Exercise directions:
Can you write out all the lines word for word, with no pictures?

Stored items

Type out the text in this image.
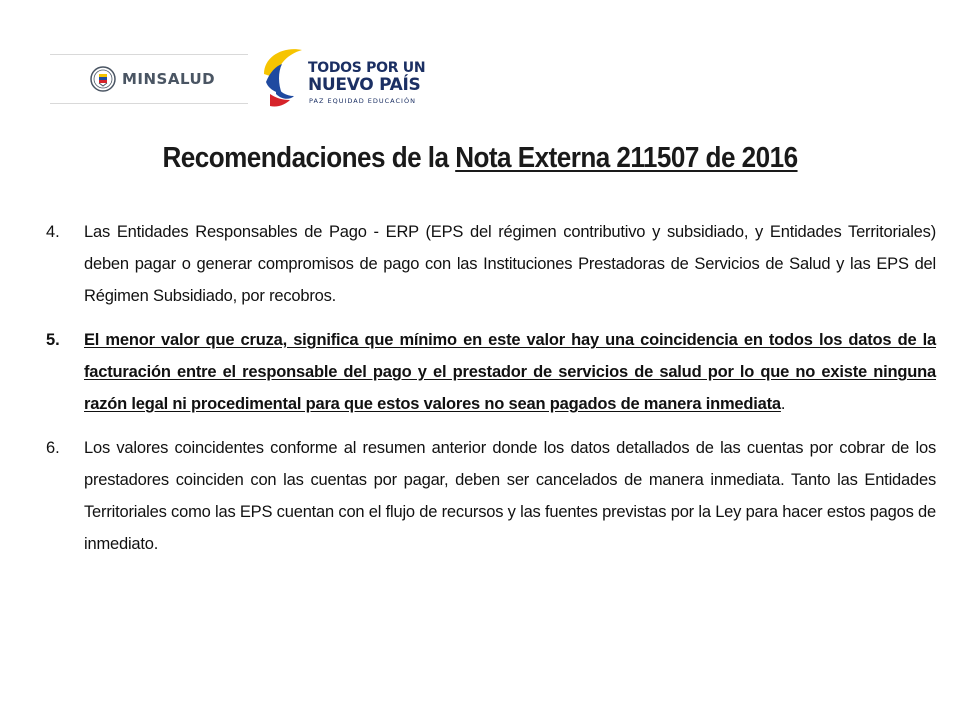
MINSALUD
TODOS POR UN
NUEVO PAÍS
PAZ EQUIDAD EDUCACIÓN
Recomendaciones de la Nota Externa 211507 de 2016
4.	Las Entidades Responsables de Pago - ERP (EPS del régimen contributivo y subsidiado, y Entidades Territoriales) deben pagar o generar compromisos de pago con las Instituciones Prestadoras de Servicios de Salud y las EPS del Régimen Subsidiado, por recobros.
5.	El menor valor que cruza, significa que mínimo en este valor hay una coincidencia en todos los datos de la facturación entre el responsable del pago y el prestador de servicios de salud por lo que no existe ninguna razón legal ni procedimental para que estos valores no sean pagados de manera inmediata.
6.	Los valores coincidentes conforme al resumen anterior donde los datos detallados de las cuentas por cobrar de los prestadores coinciden con las cuentas por pagar, deben ser cancelados de manera inmediata. Tanto las Entidades Territoriales como las EPS cuentan con el flujo de recursos y las fuentes previstas por la Ley para hacer estos pagos de inmediato.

Complete response:
Type out the text in this image.
MINSALUD
TODOS POR UN
NUEVO PAÍS
PAZ EQUIDAD EDUCACIÓN
Recomendaciones de la Nota Externa 211507 de 2016
4.	Las Entidades Responsables de Pago - ERP (EPS del régimen contributivo y subsidiado, y Entidades Territoriales) deben pagar o generar compromisos de pago con las Instituciones Prestadoras de Servicios de Salud y las EPS del Régimen Subsidiado, por recobros.
5.	El menor valor que cruza, significa que mínimo en este valor hay una coincidencia en todos los datos de la facturación entre el responsable del pago y el prestador de servicios de salud por lo que no existe ninguna razón legal ni procedimental para que estos valores no sean pagados de manera inmediata.
6.	Los valores coincidentes conforme al resumen anterior donde los datos detallados de las cuentas por cobrar de los prestadores coinciden con las cuentas por pagar, deben ser cancelados de manera inmediata. Tanto las Entidades Territoriales como las EPS cuentan con el flujo de recursos y las fuentes previstas por la Ley para hacer estos pagos de inmediato.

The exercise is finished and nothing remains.